Below is a block of records. Copy every line in it that contains the word "Comment".

Data entries:
"""

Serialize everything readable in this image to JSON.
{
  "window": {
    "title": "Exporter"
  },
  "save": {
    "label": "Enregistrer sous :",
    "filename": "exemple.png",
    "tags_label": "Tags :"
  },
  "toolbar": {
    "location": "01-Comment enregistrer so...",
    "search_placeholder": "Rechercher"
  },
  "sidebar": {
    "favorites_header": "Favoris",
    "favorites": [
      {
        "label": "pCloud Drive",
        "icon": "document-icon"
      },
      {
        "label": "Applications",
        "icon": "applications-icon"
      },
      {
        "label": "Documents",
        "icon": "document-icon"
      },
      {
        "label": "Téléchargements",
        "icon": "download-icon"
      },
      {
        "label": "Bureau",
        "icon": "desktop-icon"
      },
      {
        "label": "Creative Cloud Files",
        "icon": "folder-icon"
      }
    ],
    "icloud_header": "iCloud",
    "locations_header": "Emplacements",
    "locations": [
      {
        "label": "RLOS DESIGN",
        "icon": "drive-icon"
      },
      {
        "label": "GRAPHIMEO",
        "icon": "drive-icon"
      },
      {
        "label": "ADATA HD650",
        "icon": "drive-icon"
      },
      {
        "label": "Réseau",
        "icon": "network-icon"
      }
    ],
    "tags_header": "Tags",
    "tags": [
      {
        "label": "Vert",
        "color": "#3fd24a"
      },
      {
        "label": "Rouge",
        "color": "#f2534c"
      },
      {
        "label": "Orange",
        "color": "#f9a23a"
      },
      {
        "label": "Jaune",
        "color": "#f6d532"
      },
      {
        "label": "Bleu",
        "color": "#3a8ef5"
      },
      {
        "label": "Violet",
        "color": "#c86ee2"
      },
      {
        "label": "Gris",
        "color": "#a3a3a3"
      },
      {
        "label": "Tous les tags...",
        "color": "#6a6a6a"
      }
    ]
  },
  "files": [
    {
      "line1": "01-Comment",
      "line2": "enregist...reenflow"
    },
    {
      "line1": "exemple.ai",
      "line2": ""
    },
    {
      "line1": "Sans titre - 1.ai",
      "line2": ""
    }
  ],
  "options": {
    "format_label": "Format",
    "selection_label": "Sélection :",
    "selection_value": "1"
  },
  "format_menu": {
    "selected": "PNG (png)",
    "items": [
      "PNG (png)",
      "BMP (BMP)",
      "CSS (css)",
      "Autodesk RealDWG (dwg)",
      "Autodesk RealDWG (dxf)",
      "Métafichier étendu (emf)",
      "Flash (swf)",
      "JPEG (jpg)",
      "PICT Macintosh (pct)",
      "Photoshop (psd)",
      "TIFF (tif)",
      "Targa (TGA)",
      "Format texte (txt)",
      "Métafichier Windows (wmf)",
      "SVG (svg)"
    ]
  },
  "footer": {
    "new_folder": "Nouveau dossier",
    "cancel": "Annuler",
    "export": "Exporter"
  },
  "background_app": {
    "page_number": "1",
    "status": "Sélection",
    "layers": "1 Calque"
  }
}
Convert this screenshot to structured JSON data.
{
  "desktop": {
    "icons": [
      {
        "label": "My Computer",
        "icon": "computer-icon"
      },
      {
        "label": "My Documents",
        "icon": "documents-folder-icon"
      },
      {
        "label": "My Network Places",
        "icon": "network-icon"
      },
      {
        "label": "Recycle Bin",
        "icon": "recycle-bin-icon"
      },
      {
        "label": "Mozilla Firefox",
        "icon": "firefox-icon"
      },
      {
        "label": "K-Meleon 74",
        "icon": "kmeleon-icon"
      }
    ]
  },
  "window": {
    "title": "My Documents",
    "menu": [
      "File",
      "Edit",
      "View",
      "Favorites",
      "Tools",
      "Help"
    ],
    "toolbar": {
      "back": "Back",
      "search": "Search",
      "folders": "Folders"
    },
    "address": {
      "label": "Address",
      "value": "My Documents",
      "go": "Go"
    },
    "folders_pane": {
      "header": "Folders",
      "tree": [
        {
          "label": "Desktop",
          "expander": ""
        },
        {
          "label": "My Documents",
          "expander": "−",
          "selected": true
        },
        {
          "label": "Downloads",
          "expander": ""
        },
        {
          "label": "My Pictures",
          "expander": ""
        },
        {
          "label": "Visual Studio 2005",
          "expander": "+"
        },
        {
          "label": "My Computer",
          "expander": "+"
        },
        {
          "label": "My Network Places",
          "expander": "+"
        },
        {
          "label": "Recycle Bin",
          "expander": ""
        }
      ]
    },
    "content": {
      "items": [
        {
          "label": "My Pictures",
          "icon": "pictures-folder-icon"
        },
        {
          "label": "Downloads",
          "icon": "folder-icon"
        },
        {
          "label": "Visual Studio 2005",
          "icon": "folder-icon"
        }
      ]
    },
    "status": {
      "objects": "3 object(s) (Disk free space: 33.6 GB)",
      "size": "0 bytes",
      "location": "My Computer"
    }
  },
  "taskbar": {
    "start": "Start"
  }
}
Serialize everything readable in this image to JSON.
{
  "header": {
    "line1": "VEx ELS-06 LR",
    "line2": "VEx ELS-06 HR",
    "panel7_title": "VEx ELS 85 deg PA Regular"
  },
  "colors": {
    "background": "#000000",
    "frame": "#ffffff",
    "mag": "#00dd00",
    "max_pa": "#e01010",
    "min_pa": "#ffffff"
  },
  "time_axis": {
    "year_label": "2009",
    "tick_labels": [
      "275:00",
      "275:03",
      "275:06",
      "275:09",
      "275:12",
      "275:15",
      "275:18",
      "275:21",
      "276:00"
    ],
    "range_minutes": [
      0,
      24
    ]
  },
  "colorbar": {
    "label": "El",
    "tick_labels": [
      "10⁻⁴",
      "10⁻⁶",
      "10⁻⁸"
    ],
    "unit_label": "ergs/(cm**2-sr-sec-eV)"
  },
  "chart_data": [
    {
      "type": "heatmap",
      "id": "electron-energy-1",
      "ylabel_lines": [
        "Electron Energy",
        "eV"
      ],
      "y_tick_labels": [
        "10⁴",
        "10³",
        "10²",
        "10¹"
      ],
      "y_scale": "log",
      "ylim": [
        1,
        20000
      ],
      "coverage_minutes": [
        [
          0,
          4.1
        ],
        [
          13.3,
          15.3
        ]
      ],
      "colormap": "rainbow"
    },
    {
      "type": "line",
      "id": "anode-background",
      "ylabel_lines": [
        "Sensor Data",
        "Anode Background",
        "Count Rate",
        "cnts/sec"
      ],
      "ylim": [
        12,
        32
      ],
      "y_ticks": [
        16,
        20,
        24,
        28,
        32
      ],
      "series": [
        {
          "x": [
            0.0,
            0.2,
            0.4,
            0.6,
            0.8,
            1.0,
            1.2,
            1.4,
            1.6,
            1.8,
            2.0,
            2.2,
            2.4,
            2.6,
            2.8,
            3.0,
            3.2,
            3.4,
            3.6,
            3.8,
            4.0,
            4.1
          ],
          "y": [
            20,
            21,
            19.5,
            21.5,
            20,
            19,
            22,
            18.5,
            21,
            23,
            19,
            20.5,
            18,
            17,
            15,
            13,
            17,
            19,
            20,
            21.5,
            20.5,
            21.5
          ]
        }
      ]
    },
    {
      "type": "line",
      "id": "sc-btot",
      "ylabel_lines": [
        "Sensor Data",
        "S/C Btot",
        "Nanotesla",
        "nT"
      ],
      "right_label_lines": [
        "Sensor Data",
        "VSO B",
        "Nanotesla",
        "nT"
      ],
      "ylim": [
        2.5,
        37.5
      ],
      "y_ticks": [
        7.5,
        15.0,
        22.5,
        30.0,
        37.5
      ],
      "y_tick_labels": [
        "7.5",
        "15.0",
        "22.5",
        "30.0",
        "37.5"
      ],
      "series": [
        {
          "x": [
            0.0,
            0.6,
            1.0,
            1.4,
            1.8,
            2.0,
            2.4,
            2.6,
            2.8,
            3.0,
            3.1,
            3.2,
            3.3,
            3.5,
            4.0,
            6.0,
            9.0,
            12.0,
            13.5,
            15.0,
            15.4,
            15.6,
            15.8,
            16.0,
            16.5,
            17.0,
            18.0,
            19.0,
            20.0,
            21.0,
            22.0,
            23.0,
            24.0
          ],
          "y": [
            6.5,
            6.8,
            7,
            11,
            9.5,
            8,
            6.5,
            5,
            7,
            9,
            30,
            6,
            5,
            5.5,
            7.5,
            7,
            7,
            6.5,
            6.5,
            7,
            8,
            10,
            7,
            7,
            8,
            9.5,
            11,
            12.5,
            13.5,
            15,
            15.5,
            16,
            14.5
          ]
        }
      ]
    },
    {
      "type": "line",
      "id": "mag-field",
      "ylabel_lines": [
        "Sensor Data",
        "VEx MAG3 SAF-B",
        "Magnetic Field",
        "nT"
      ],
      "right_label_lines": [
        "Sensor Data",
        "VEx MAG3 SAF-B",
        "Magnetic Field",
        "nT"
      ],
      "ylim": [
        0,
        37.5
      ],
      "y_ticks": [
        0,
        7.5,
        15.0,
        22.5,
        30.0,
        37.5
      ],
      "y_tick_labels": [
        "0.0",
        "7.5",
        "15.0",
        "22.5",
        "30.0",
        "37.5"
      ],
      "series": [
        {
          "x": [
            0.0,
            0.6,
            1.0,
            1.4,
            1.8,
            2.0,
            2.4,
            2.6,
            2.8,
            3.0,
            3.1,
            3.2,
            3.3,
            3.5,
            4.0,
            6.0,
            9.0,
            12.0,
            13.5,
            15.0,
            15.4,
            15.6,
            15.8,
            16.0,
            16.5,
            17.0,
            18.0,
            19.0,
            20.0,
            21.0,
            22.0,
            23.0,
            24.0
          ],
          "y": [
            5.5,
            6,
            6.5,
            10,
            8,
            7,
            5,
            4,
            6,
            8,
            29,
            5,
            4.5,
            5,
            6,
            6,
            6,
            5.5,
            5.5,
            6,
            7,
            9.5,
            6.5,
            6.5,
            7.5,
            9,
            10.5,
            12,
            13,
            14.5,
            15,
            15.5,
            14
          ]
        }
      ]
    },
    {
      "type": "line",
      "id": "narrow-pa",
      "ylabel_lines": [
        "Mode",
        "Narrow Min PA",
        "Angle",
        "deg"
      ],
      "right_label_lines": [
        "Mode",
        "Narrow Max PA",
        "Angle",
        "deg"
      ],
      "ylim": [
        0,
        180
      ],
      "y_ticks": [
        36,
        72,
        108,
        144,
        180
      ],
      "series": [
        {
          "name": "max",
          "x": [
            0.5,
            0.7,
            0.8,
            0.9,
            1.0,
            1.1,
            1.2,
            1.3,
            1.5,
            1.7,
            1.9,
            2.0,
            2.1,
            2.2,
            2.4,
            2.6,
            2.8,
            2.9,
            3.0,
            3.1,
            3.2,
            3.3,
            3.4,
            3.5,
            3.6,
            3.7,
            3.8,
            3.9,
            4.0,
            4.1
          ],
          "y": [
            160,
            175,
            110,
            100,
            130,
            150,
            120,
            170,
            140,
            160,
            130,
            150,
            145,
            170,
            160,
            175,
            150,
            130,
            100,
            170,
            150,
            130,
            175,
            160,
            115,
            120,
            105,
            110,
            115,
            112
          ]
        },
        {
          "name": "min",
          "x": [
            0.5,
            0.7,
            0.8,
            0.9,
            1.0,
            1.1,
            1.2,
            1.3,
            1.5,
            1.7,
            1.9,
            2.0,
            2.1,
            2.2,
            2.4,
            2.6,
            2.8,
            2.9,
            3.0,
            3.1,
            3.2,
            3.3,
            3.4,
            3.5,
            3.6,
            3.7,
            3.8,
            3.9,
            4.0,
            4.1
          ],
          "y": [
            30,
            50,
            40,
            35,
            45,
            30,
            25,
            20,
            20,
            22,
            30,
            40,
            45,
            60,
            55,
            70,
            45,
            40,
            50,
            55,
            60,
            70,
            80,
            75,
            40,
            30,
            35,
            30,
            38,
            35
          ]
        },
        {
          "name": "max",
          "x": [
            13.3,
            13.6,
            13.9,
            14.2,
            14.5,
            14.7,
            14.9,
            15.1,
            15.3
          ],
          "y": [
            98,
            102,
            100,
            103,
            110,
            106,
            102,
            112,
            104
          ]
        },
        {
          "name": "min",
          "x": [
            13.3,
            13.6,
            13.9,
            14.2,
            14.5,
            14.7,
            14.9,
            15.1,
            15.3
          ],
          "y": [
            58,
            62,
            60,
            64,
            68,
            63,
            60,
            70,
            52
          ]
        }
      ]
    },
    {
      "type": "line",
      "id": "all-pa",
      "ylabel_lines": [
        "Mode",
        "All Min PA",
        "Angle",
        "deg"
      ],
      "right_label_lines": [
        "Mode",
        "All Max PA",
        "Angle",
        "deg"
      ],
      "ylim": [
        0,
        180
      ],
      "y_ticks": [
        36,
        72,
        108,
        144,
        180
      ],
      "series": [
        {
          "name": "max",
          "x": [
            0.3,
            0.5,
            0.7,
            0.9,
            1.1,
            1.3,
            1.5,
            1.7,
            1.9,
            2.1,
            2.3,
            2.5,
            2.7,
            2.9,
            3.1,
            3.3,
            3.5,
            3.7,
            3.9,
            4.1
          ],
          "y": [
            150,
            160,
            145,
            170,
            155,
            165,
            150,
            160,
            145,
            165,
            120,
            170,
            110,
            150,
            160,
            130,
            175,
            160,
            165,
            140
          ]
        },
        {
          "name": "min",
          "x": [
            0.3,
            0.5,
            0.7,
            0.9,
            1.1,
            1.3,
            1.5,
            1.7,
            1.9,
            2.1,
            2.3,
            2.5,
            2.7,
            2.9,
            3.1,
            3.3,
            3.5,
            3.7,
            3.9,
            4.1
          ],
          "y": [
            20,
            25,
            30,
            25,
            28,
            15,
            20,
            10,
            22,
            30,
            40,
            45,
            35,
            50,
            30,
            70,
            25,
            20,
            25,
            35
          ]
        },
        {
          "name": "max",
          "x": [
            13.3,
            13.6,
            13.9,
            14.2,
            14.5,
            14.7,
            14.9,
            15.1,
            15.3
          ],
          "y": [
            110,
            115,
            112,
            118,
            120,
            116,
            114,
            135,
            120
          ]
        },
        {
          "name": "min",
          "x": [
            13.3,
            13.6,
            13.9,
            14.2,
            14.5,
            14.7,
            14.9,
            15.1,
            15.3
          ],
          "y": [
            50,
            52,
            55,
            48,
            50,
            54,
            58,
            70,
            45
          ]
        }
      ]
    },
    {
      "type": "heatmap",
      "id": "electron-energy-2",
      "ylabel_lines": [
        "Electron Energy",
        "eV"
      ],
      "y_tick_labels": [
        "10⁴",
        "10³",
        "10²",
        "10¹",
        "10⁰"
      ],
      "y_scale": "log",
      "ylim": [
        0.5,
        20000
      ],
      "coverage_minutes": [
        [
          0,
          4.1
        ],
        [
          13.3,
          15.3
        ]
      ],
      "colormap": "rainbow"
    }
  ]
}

"""

- TASK RESULT:
    "location": "01-Comment enregistrer so...",
      "line1": "01-Comment",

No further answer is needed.